What you will do: Output the data word for word, dropping every image.

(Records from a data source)
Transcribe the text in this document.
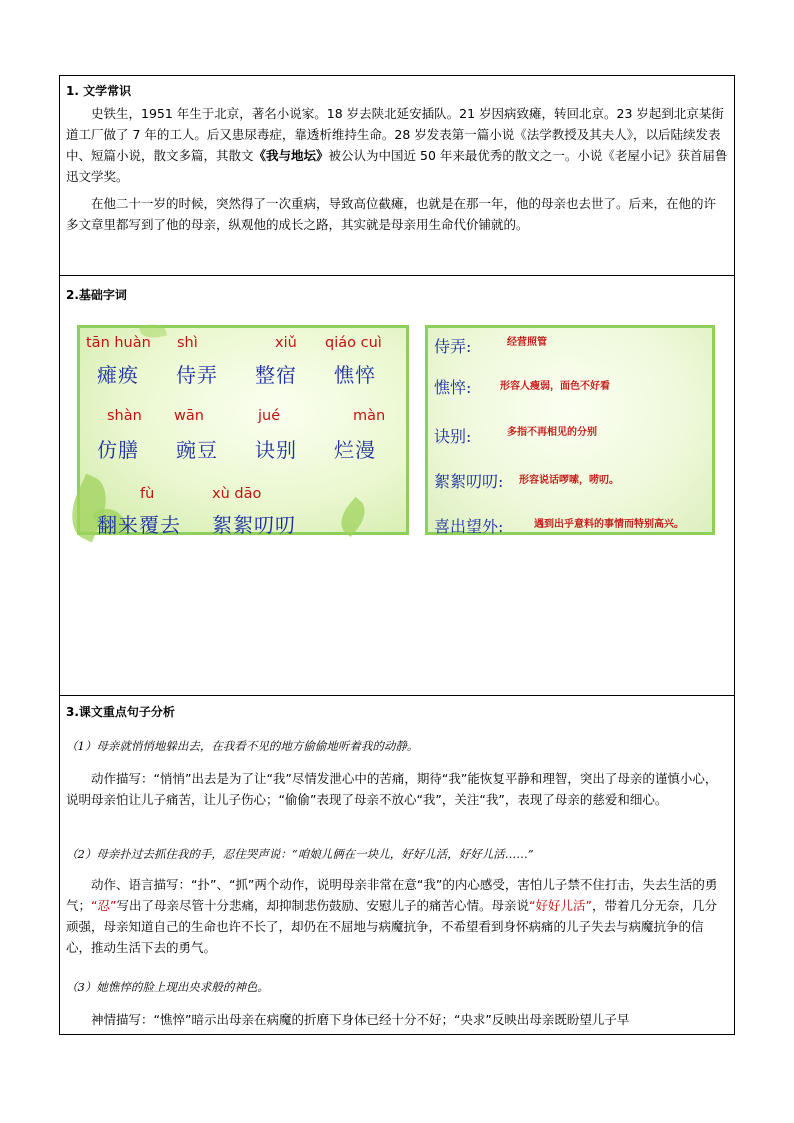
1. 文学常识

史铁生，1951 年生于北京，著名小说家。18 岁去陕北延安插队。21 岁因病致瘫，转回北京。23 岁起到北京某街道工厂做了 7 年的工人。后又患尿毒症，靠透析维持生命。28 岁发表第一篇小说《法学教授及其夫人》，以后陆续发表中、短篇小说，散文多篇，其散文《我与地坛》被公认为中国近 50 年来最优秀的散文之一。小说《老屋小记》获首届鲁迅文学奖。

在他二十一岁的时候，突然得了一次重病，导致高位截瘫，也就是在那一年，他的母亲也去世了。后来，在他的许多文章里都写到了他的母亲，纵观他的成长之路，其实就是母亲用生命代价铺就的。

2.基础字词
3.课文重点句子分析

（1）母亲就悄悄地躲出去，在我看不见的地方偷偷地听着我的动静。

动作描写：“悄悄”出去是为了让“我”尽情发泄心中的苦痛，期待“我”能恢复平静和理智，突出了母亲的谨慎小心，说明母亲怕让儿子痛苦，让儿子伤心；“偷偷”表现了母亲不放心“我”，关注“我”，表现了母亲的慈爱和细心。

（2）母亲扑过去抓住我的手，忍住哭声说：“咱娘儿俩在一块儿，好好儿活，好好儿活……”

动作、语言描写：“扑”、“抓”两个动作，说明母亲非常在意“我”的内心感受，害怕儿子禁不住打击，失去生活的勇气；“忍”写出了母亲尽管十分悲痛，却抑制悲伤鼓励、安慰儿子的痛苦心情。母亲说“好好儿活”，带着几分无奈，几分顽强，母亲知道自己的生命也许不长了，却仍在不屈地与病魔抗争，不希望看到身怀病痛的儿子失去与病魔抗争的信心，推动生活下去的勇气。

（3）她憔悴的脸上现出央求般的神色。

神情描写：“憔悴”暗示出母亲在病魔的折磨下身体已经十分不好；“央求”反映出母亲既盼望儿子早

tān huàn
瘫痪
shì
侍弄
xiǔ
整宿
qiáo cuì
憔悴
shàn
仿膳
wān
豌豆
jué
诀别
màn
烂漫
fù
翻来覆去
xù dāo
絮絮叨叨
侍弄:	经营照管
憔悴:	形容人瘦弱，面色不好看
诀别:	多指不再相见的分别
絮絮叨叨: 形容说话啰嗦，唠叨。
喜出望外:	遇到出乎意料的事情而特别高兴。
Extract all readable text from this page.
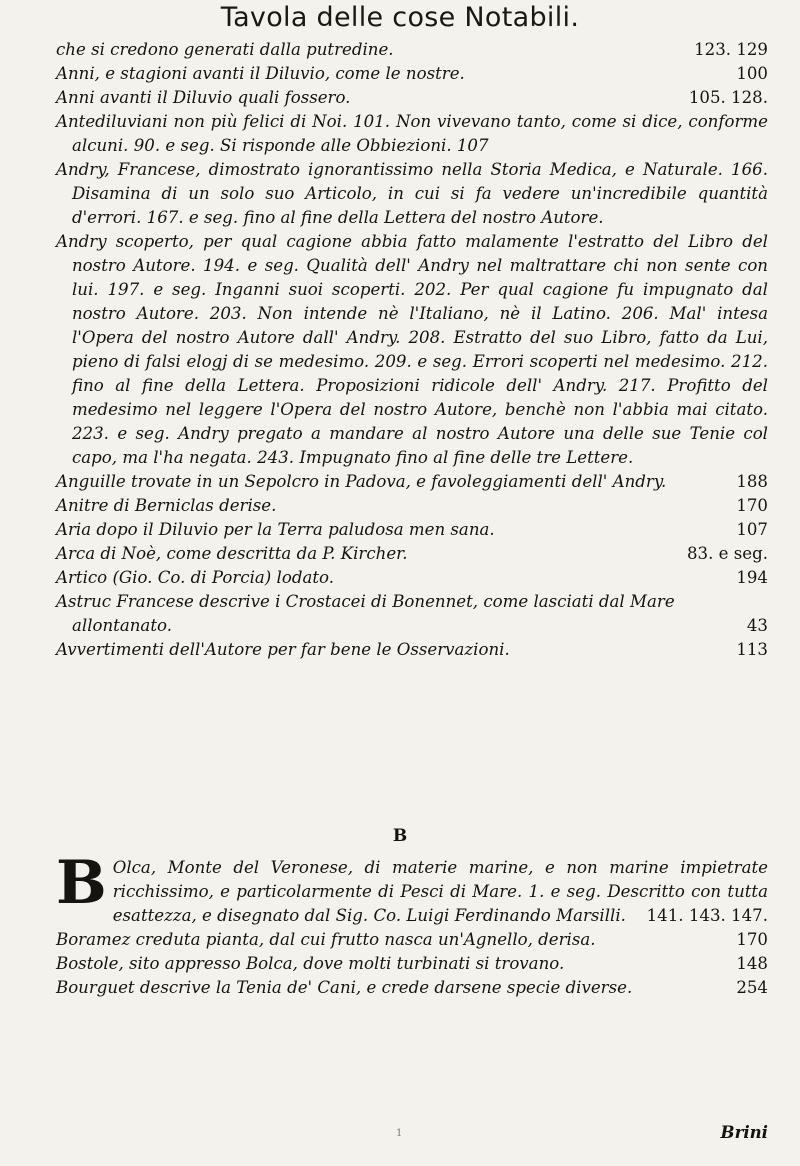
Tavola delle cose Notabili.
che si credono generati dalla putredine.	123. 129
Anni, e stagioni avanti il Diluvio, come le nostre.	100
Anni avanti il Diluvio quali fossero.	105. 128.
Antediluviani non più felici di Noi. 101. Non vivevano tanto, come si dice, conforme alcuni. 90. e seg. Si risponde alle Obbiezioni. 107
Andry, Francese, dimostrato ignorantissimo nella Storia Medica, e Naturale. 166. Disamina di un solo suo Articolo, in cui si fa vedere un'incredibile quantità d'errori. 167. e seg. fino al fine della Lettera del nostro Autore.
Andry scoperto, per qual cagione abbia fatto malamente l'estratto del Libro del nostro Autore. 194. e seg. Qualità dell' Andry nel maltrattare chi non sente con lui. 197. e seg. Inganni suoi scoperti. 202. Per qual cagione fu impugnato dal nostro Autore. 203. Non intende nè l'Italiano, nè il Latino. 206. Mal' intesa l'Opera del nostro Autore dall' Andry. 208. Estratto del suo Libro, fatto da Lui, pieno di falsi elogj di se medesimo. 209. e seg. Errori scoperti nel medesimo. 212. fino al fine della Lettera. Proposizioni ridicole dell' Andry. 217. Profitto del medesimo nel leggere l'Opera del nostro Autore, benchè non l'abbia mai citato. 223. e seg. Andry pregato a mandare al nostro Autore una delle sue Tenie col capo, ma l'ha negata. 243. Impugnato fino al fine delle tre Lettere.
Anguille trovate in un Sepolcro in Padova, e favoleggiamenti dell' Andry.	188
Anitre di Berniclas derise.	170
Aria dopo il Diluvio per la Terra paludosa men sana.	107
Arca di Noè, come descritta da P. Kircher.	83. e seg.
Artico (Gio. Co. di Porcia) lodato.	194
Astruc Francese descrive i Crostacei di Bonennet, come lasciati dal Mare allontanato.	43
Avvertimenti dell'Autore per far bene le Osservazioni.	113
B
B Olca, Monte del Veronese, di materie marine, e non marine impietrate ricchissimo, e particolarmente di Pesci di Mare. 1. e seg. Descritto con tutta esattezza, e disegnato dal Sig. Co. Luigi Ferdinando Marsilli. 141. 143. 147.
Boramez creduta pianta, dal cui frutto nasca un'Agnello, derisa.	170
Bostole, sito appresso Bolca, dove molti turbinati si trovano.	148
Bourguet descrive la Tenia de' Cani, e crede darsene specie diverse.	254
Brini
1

Task output:
Transcribe the text in this document.
1. 文学常识

史铁生，1951 年生于北京，著名小说家。18 岁去陕北延安插队。21 岁因病致瘫，转回北京。23 岁起到北京某街道工厂做了 7 年的工人。后又患尿毒症，靠透析维持生命。28 岁发表第一篇小说《法学教授及其夫人》，以后陆续发表中、短篇小说，散文多篇，其散文《我与地坛》被公认为中国近 50 年来最优秀的散文之一。小说《老屋小记》获首届鲁迅文学奖。

在他二十一岁的时候，突然得了一次重病，导致高位截瘫，也就是在那一年，他的母亲也去世了。后来，在他的许多文章里都写到了他的母亲，纵观他的成长之路，其实就是母亲用生命代价铺就的。

2.基础字词
3.课文重点句子分析

（1）母亲就悄悄地躲出去，在我看不见的地方偷偷地听着我的动静。

动作描写：“悄悄”出去是为了让“我”尽情发泄心中的苦痛，期待“我”能恢复平静和理智，突出了母亲的谨慎小心，说明母亲怕让儿子痛苦，让儿子伤心；“偷偷”表现了母亲不放心“我”，关注“我”，表现了母亲的慈爱和细心。

（2）母亲扑过去抓住我的手，忍住哭声说：“咱娘儿俩在一块儿，好好儿活，好好儿活……”

动作、语言描写：“扑”、“抓”两个动作，说明母亲非常在意“我”的内心感受，害怕儿子禁不住打击，失去生活的勇气；“忍”写出了母亲尽管十分悲痛，却抑制悲伤鼓励、安慰儿子的痛苦心情。母亲说“好好儿活”，带着几分无奈，几分顽强，母亲知道自己的生命也许不长了，却仍在不屈地与病魔抗争，不希望看到身怀病痛的儿子失去与病魔抗争的信心，推动生活下去的勇气。

（3）她憔悴的脸上现出央求般的神色。

神情描写：“憔悴”暗示出母亲在病魔的折磨下身体已经十分不好；“央求”反映出母亲既盼望儿子早

tān huàn
瘫痪
shì
侍弄
xiǔ
整宿
qiáo cuì
憔悴
shàn
仿膳
wān
豌豆
jué
诀别
màn
烂漫
fù
翻来覆去
xù dāo
絮絮叨叨
侍弄:	经营照管
憔悴:	形容人瘦弱，面色不好看
诀别:	多指不再相见的分别
絮絮叨叨: 形容说话啰嗦，唠叨。
喜出望外:	遇到出乎意料的事情而特别高兴。
Extract all readable text from this page.
Tavola delle cose Notabili.
che si credono generati dalla putredine.	123. 129
Anni, e stagioni avanti il Diluvio, come le nostre.	100
Anni avanti il Diluvio quali fossero.	105. 128.
Antediluviani non più felici di Noi. 101. Non vivevano tanto, come si dice, conforme alcuni. 90. e seg. Si risponde alle Obbiezioni. 107
Andry, Francese, dimostrato ignorantissimo nella Storia Medica, e Naturale. 166. Disamina di un solo suo Articolo, in cui si fa vedere un'incredibile quantità d'errori. 167. e seg. fino al fine della Lettera del nostro Autore.
Andry scoperto, per qual cagione abbia fatto malamente l'estratto del Libro del nostro Autore. 194. e seg. Qualità dell' Andry nel maltrattare chi non sente con lui. 197. e seg. Inganni suoi scoperti. 202. Per qual cagione fu impugnato dal nostro Autore. 203. Non intende nè l'Italiano, nè il Latino. 206. Mal' intesa l'Opera del nostro Autore dall' Andry. 208. Estratto del suo Libro, fatto da Lui, pieno di falsi elogj di se medesimo. 209. e seg. Errori scoperti nel medesimo. 212. fino al fine della Lettera. Proposizioni ridicole dell' Andry. 217. Profitto del medesimo nel leggere l'Opera del nostro Autore, benchè non l'abbia mai citato. 223. e seg. Andry pregato a mandare al nostro Autore una delle sue Tenie col capo, ma l'ha negata. 243. Impugnato fino al fine delle tre Lettere.
Anguille trovate in un Sepolcro in Padova, e favoleggiamenti dell' Andry.	188
Anitre di Berniclas derise.	170
Aria dopo il Diluvio per la Terra paludosa men sana.	107
Arca di Noè, come descritta da P. Kircher.	83. e seg.
Artico (Gio. Co. di Porcia) lodato.	194
Astruc Francese descrive i Crostacei di Bonennet, come lasciati dal Mare allontanato.	43
Avvertimenti dell'Autore per far bene le Osservazioni.	113
B
B Olca, Monte del Veronese, di materie marine, e non marine impietrate ricchissimo, e particolarmente di Pesci di Mare. 1. e seg. Descritto con tutta esattezza, e disegnato dal Sig. Co. Luigi Ferdinando Marsilli. 141. 143. 147.
Boramez creduta pianta, dal cui frutto nasca un'Agnello, derisa.	170
Bostole, sito appresso Bolca, dove molti turbinati si trovano.	148
Bourguet descrive la Tenia de' Cani, e crede darsene specie diverse.	254
Brini
1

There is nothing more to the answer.